◆ Data for the task:
=====
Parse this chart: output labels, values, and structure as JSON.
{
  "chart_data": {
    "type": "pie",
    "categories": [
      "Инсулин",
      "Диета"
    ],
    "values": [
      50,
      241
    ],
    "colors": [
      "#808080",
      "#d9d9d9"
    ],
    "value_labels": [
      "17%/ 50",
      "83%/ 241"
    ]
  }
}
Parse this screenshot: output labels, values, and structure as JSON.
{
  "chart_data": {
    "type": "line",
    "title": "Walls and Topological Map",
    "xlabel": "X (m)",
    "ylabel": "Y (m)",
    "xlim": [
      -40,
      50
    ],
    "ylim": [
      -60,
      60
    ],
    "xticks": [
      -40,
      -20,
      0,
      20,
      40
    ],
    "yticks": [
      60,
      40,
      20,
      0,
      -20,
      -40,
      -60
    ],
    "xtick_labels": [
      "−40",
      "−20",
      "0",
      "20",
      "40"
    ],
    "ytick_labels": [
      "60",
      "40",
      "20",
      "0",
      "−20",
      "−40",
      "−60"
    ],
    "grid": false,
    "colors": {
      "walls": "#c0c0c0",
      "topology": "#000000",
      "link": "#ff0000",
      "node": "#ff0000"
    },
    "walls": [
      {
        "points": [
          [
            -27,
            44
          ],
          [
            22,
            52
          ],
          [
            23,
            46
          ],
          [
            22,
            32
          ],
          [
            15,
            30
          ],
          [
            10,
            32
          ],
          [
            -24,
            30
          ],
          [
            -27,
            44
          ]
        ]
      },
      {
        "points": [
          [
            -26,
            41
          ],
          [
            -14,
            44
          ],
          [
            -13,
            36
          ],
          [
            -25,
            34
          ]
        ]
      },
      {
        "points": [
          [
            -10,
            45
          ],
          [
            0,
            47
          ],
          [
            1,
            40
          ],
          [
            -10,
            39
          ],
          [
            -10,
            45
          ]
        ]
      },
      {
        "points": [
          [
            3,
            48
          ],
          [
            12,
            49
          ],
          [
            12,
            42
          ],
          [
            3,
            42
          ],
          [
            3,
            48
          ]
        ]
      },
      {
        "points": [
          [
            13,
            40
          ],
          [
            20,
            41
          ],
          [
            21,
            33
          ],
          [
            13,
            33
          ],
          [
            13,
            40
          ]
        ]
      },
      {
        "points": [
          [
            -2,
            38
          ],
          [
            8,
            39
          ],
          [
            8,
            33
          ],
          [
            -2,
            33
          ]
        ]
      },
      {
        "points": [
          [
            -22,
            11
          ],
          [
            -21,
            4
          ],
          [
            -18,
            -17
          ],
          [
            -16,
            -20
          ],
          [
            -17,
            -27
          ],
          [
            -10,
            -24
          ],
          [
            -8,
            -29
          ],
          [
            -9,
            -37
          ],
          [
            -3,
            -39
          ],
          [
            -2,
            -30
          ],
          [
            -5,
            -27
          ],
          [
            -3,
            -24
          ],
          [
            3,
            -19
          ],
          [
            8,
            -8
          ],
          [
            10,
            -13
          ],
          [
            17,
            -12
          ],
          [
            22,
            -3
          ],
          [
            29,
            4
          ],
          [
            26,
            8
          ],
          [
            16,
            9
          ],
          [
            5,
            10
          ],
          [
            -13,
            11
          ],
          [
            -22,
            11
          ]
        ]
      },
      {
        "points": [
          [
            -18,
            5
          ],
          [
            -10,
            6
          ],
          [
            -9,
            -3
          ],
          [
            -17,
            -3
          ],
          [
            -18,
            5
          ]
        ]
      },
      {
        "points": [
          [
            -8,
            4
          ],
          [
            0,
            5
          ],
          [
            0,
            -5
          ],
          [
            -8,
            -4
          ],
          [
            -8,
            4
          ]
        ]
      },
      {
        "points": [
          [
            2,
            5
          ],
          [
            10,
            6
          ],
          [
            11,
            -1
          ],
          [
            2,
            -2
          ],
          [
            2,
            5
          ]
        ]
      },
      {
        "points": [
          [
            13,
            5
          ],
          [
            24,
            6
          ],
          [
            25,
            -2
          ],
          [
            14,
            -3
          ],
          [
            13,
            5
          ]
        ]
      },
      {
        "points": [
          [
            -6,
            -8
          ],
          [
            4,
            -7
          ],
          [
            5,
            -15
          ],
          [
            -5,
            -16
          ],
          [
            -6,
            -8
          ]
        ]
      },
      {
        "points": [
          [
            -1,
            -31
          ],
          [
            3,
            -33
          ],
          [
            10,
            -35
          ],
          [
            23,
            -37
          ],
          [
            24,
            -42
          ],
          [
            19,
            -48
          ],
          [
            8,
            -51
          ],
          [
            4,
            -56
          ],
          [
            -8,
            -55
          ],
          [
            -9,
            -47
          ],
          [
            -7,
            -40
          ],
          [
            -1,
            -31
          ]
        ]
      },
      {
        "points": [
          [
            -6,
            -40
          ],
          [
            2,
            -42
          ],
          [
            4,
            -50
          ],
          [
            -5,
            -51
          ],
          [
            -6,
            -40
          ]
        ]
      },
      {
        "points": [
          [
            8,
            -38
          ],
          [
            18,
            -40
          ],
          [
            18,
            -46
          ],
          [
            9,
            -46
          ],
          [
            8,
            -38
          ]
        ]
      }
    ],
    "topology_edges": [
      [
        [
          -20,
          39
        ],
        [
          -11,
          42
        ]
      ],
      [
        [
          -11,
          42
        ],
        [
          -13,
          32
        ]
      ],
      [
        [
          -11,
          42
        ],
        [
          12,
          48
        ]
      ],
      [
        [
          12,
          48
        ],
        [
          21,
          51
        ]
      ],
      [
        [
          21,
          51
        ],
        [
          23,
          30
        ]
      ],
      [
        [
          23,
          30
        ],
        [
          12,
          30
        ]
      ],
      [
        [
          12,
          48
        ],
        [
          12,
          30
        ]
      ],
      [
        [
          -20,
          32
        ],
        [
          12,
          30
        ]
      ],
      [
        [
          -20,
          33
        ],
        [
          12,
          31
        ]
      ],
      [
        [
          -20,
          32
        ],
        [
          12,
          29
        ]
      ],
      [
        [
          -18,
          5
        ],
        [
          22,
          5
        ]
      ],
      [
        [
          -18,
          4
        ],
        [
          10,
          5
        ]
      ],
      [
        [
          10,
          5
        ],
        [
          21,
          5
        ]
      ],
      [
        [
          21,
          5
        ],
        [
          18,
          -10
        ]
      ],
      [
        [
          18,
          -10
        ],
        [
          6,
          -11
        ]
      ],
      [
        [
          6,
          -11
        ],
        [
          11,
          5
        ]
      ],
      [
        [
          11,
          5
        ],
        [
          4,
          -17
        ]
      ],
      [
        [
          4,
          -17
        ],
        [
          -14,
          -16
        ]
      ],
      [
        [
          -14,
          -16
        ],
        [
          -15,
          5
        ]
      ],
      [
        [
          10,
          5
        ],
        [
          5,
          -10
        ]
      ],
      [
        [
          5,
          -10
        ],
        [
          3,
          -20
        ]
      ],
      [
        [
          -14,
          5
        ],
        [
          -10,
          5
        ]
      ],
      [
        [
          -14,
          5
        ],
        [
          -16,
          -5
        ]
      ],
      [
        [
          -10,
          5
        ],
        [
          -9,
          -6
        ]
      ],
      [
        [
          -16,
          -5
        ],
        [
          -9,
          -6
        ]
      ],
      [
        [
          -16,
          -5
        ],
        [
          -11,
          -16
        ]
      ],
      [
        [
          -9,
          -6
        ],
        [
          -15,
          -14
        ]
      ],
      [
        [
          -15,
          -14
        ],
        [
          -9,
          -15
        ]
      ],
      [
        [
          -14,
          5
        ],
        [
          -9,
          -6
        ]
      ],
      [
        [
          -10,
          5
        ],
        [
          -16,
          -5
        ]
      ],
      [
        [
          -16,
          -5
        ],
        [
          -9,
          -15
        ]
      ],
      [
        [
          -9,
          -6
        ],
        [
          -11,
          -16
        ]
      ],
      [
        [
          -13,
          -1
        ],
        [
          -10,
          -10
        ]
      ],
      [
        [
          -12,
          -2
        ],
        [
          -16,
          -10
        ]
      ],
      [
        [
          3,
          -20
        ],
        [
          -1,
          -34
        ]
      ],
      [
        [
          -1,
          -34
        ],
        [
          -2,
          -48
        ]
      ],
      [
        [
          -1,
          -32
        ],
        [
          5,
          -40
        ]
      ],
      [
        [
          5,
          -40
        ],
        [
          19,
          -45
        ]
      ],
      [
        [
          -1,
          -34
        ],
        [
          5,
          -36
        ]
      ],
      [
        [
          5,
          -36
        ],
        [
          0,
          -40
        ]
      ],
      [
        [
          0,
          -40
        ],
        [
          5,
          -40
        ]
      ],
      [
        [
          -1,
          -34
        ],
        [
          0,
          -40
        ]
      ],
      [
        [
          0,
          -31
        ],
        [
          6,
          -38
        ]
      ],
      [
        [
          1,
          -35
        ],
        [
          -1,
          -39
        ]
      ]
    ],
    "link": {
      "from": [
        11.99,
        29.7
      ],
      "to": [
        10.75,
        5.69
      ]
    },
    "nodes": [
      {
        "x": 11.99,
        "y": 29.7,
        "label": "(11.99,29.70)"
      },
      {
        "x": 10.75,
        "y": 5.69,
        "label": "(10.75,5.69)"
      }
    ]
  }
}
=====
◆ Short task: Count the lines of the material that include the word "structure", then state only the total.

◆ Response to this task: 2